## start

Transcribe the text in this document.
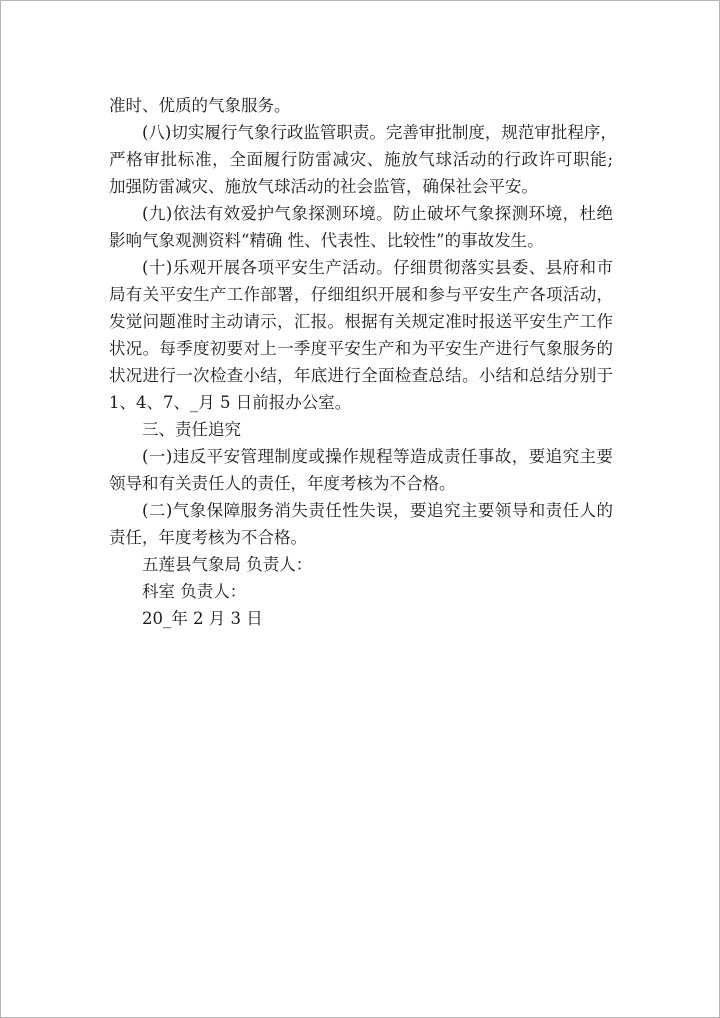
准时、优质的气象服务。
(八)切实履行气象行政监管职责。完善审批制度，规范审批程序，
严格审批标准，全面履行防雷减灾、施放气球活动的行政许可职能;
加强防雷减灾、施放气球活动的社会监管，确保社会平安。
(九)依法有效爱护气象探测环境。防止破坏气象探测环境，杜绝
影响气象观测资料“精确 性、代表性、比较性”的事故发生。
(十)乐观开展各项平安生产活动。仔细贯彻落实县委、县府和市
局有关平安生产工作部署，仔细组织开展和参与平安生产各项活动，
发觉问题准时主动请示，汇报。根据有关规定准时报送平安生产工作
状况。每季度初要对上一季度平安生产和为平安生产进行气象服务的
状况进行一次检查小结，年底进行全面检查总结。小结和总结分别于
1、4、7、_月 5 日前报办公室。
三、责任追究
(一)违反平安管理制度或操作规程等造成责任事故，要追究主要
领导和有关责任人的责任，年度考核为不合格。
(二)气象保障服务消失责任性失误，要追究主要领导和责任人的
责任，年度考核为不合格。
五莲县气象局 负责人：
科室 负责人：
20_年 2 月 3 日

## end

* WHAT YOU ARE ASKED TO DO: Write the listing above out again exactly, dropping each image.

* WRITTEN SOLUTION:
Transcribe the text in this document.
准时、优质的气象服务。
(八)切实履行气象行政监管职责。完善审批制度，规范审批程序，
严格审批标准，全面履行防雷减灾、施放气球活动的行政许可职能;
加强防雷减灾、施放气球活动的社会监管，确保社会平安。
(九)依法有效爱护气象探测环境。防止破坏气象探测环境，杜绝
影响气象观测资料“精确 性、代表性、比较性”的事故发生。
(十)乐观开展各项平安生产活动。仔细贯彻落实县委、县府和市
局有关平安生产工作部署，仔细组织开展和参与平安生产各项活动，
发觉问题准时主动请示，汇报。根据有关规定准时报送平安生产工作
状况。每季度初要对上一季度平安生产和为平安生产进行气象服务的
状况进行一次检查小结，年底进行全面检查总结。小结和总结分别于
1、4、7、_月 5 日前报办公室。
三、责任追究
(一)违反平安管理制度或操作规程等造成责任事故，要追究主要
领导和有关责任人的责任，年度考核为不合格。
(二)气象保障服务消失责任性失误，要追究主要领导和责任人的
责任，年度考核为不合格。
五莲县气象局 负责人：
科室 负责人：
20_年 2 月 3 日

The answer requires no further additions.